Collection entries

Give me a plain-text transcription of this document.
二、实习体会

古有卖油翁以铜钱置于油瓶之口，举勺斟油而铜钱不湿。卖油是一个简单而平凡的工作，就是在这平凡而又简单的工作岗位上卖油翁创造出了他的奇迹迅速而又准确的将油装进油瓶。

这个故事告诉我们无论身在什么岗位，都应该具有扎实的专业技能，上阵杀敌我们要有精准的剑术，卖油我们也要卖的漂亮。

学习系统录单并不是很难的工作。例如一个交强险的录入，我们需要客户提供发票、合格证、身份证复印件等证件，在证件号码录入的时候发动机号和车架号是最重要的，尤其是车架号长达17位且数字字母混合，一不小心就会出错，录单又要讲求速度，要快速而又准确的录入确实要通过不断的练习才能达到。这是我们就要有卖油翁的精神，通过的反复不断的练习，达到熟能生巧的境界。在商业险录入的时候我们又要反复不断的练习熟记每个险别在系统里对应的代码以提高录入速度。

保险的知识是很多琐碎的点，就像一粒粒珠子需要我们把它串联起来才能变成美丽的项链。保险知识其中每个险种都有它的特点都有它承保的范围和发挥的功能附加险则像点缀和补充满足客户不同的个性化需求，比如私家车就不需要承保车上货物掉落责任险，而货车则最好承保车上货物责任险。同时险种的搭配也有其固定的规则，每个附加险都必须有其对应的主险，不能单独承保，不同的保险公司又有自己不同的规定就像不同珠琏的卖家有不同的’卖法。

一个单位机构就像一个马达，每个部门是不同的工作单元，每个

Problem to solve
Return the listing above in full, character for character.

Written response
Give me a plain-text transcription of this document.
二、实习体会

古有卖油翁以铜钱置于油瓶之口，举勺斟油而铜钱不湿。卖油是一个简单而平凡的工作，就是在这平凡而又简单的工作岗位上卖油翁创造出了他的奇迹迅速而又准确的将油装进油瓶。

这个故事告诉我们无论身在什么岗位，都应该具有扎实的专业技能，上阵杀敌我们要有精准的剑术，卖油我们也要卖的漂亮。

学习系统录单并不是很难的工作。例如一个交强险的录入，我们需要客户提供发票、合格证、身份证复印件等证件，在证件号码录入的时候发动机号和车架号是最重要的，尤其是车架号长达17位且数字字母混合，一不小心就会出错，录单又要讲求速度，要快速而又准确的录入确实要通过不断的练习才能达到。这是我们就要有卖油翁的精神，通过的反复不断的练习，达到熟能生巧的境界。在商业险录入的时候我们又要反复不断的练习熟记每个险别在系统里对应的代码以提高录入速度。

保险的知识是很多琐碎的点，就像一粒粒珠子需要我们把它串联起来才能变成美丽的项链。保险知识其中每个险种都有它的特点都有它承保的范围和发挥的功能附加险则像点缀和补充满足客户不同的个性化需求，比如私家车就不需要承保车上货物掉落责任险，而货车则最好承保车上货物责任险。同时险种的搭配也有其固定的规则，每个附加险都必须有其对应的主险，不能单独承保，不同的保险公司又有自己不同的规定就像不同珠琏的卖家有不同的’卖法。

一个单位机构就像一个马达，每个部门是不同的工作单元，每个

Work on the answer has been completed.